▸ DIRECTIVE 1
Could you repeat, word for word, the records from the line containing "tooltip-text-end: 的商品。 <box>582" (including that line) through the end of the records?

--- START EXTRACTED TEXT ---

The problem with Powell's book is that when he wrote it, he was very much within the deeper stop mode of thought. He has since come to the conclusion that those stops are too deep, but that change of thinking is not reflected in the book.
 
All (non-saturation) deco dives work that way. It's just a question of where the line is between "fast" and "slow" -- more correctly, between "off-gas" and "on-gas". The "deep stop" debate you seem to be referencing is simply about where to position that line. Bubble-models typically place that line on the faster side of the spectrum (thus more tissue compartments continue to on-gas).

ETA: @kaylee_ann - have you had a chance to grab a copy of Powell's Deco For Divers yet? Highly recommended given your aspirations and the threads in which you seem to participate.
I’m talking about where the first stop is placed. My idea was if the first stop was just shallow enough for the slowest tissue to begin off gassing, and that’s where Suunto has their ceiling, if you went below their ceiling you’d increase deco. Maybe something isn’t connecting here.
I actually have that book, and have read it many times! :)

--- END EXTRACTED TEXT ---
--- START EXCERPTED RECORDS ---

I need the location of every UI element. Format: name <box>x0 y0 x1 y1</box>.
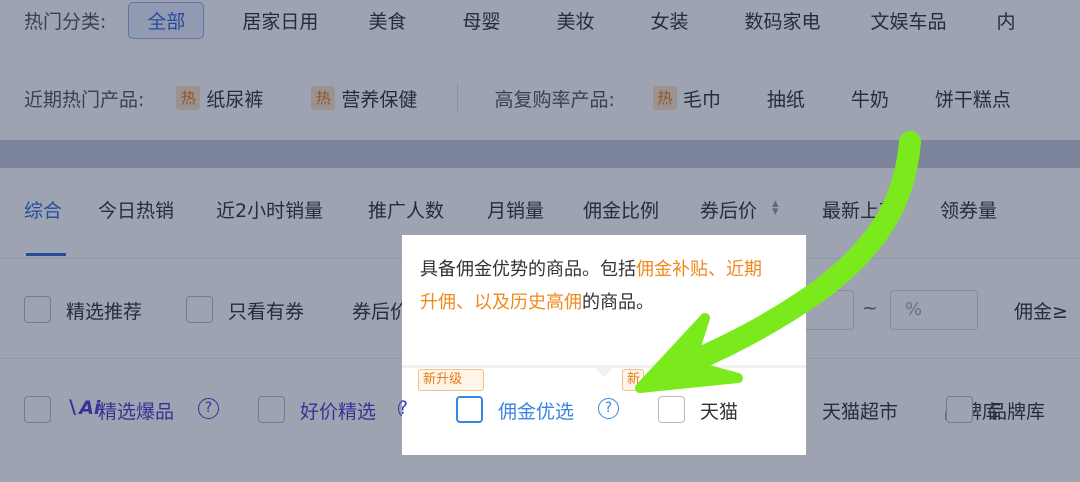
tooltip-text-end: 的商品。 <box>582 292 654 313</box>
new-tag: 新 <box>622 369 644 391</box>
label-tmall: 天猫 <box>700 401 739 423</box>
help-icon-partial: ? <box>402 397 408 419</box>
tooltip: 具备佣金优势的商品。包括佣金补贴、近期升佣、以及历史高佣的商品。 <box>420 253 772 319</box>
checkbox-tmall[interactable] <box>658 396 685 423</box>
help-icon[interactable]: ? <box>598 398 619 419</box>
checkbox-commission-pick[interactable] <box>456 396 483 423</box>
tooltip-caret <box>594 367 614 377</box>
new-tag: 新升级 <box>418 369 484 391</box>
label-commission-pick[interactable]: 佣金优选 <box>498 397 574 424</box>
tooltip-text: 具备佣金优势的商品。包括 <box>420 259 636 280</box>
tooltip-focus-region: 具备佣金优势的商品。包括佣金补贴、近期升佣、以及历史高佣的商品。 新升级 新 佣… <box>402 235 806 455</box>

--- END EXCERPTED RECORDS ---

▸ DIRECTIVE 2
Can you reproduce the entire text about decompression stop placement word for word, from first line to last?

▸ WORKED ANSWER 1
tooltip-text-end: 的商品。 <box>582 292 654 313</box>
new-tag: 新 <box>622 369 644 391</box>
label-tmall: 天猫 <box>700 401 739 423</box>
help-icon-partial: ? <box>402 397 408 419</box>
tooltip: 具备佣金优势的商品。包括佣金补贴、近期升佣、以及历史高佣的商品。 <box>420 253 772 319</box>
checkbox-tmall[interactable] <box>658 396 685 423</box>
help-icon[interactable]: ? <box>598 398 619 419</box>
checkbox-commission-pick[interactable] <box>456 396 483 423</box>
tooltip-caret <box>594 367 614 377</box>
new-tag: 新升级 <box>418 369 484 391</box>
label-commission-pick[interactable]: 佣金优选 <box>498 397 574 424</box>
tooltip-text: 具备佣金优势的商品。包括 <box>420 259 636 280</box>
tooltip-focus-region: 具备佣金优势的商品。包括佣金补贴、近期升佣、以及历史高佣的商品。 新升级 新 佣… <box>402 235 806 455</box>

▸ WORKED ANSWER 2
The problem with Powell's book is that when he wrote it, he was very much within the deeper stop mode of thought. He has since come to the conclusion that those stops are too deep, but that change of thinking is not reflected in the book.
 
All (non-saturation) deco dives work that way. It's just a question of where the line is between "fast" and "slow" -- more correctly, between "off-gas" and "on-gas". The "deep stop" debate you seem to be referencing is simply about where to position that line. Bubble-models typically place that line on the faster side of the spectrum (thus more tissue compartments continue to on-gas).

ETA: @kaylee_ann - have you had a chance to grab a copy of Powell's Deco For Divers yet? Highly recommended given your aspirations and the threads in which you seem to participate.
I’m talking about where the first stop is placed. My idea was if the first stop was just shallow enough for the slowest tissue to begin off gassing, and that’s where Suunto has their ceiling, if you went below their ceiling you’d increase deco. Maybe something isn’t connecting here.
I actually have that book, and have read it many times! :)